■ YOUR OBJECTIVE
Output each line exactly as it appears, skipping any embedded picture.

** Start of LISTED ENTRIES **

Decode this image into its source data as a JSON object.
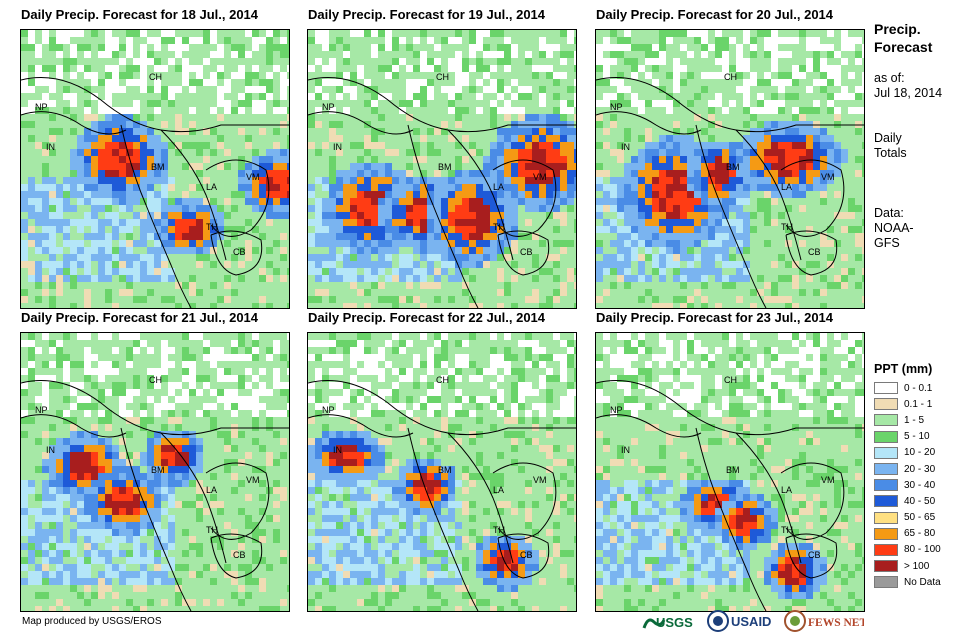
{
  "panels": [
    {
      "title": "Daily Precip. Forecast for 18 Jul., 2014"
    },
    {
      "title": "Daily Precip. Forecast for 19 Jul., 2014"
    },
    {
      "title": "Daily Precip. Forecast for 20 Jul., 2014"
    },
    {
      "title": "Daily Precip. Forecast for 21 Jul., 2014"
    },
    {
      "title": "Daily Precip. Forecast for 22 Jul., 2014"
    },
    {
      "title": "Daily Precip. Forecast for 23 Jul., 2014"
    }
  ],
  "map_labels": {
    "ch": "CH",
    "np": "NP",
    "in": "IN",
    "bm": "BM",
    "la": "LA",
    "vm": "VM",
    "th": "TH",
    "cb": "CB"
  },
  "side": {
    "title_line1": "Precip.",
    "title_line2": "Forecast",
    "asof_label": "as of:",
    "asof_date": "Jul 18, 2014",
    "totals_line1": "Daily",
    "totals_line2": "Totals",
    "data_label": "Data:",
    "source_line1": "NOAA-",
    "source_line2": "GFS"
  },
  "legend": {
    "title": "PPT (mm)",
    "items": [
      {
        "label": "0 - 0.1",
        "color": "#ffffff"
      },
      {
        "label": "0.1 - 1",
        "color": "#f0dcb4"
      },
      {
        "label": "1 - 5",
        "color": "#a6e8a6"
      },
      {
        "label": "5 - 10",
        "color": "#6ad46a"
      },
      {
        "label": "10 - 20",
        "color": "#b4e6f8"
      },
      {
        "label": "20 - 30",
        "color": "#7ab4f0"
      },
      {
        "label": "30 - 40",
        "color": "#4a8ce6"
      },
      {
        "label": "40 - 50",
        "color": "#1e5ad8"
      },
      {
        "label": "50 - 65",
        "color": "#ffe082"
      },
      {
        "label": "65 - 80",
        "color": "#f59a14"
      },
      {
        "label": "80 - 100",
        "color": "#ff3c14"
      },
      {
        "label": "> 100",
        "color": "#a81e1e"
      },
      {
        "label": "No Data",
        "color": "#9a9a9a"
      }
    ]
  },
  "credit": "Map produced by USGS/EROS",
  "logos": {
    "usgs": "USGS",
    "usaid": "USAID",
    "fewsnet": "FEWS NET"
  }
}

** End of LISTED ENTRIES **

■ EXERCISE SOLUTION
Decode this image into its source data as a JSON object.
{
  "panels": [
    {
      "title": "Daily Precip. Forecast for 18 Jul., 2014"
    },
    {
      "title": "Daily Precip. Forecast for 19 Jul., 2014"
    },
    {
      "title": "Daily Precip. Forecast for 20 Jul., 2014"
    },
    {
      "title": "Daily Precip. Forecast for 21 Jul., 2014"
    },
    {
      "title": "Daily Precip. Forecast for 22 Jul., 2014"
    },
    {
      "title": "Daily Precip. Forecast for 23 Jul., 2014"
    }
  ],
  "map_labels": {
    "ch": "CH",
    "np": "NP",
    "in": "IN",
    "bm": "BM",
    "la": "LA",
    "vm": "VM",
    "th": "TH",
    "cb": "CB"
  },
  "side": {
    "title_line1": "Precip.",
    "title_line2": "Forecast",
    "asof_label": "as of:",
    "asof_date": "Jul 18, 2014",
    "totals_line1": "Daily",
    "totals_line2": "Totals",
    "data_label": "Data:",
    "source_line1": "NOAA-",
    "source_line2": "GFS"
  },
  "legend": {
    "title": "PPT (mm)",
    "items": [
      {
        "label": "0 - 0.1",
        "color": "#ffffff"
      },
      {
        "label": "0.1 - 1",
        "color": "#f0dcb4"
      },
      {
        "label": "1 - 5",
        "color": "#a6e8a6"
      },
      {
        "label": "5 - 10",
        "color": "#6ad46a"
      },
      {
        "label": "10 - 20",
        "color": "#b4e6f8"
      },
      {
        "label": "20 - 30",
        "color": "#7ab4f0"
      },
      {
        "label": "30 - 40",
        "color": "#4a8ce6"
      },
      {
        "label": "40 - 50",
        "color": "#1e5ad8"
      },
      {
        "label": "50 - 65",
        "color": "#ffe082"
      },
      {
        "label": "65 - 80",
        "color": "#f59a14"
      },
      {
        "label": "80 - 100",
        "color": "#ff3c14"
      },
      {
        "label": "> 100",
        "color": "#a81e1e"
      },
      {
        "label": "No Data",
        "color": "#9a9a9a"
      }
    ]
  },
  "credit": "Map produced by USGS/EROS",
  "logos": {
    "usgs": "USGS",
    "usaid": "USAID",
    "fewsnet": "FEWS NET"
  }
}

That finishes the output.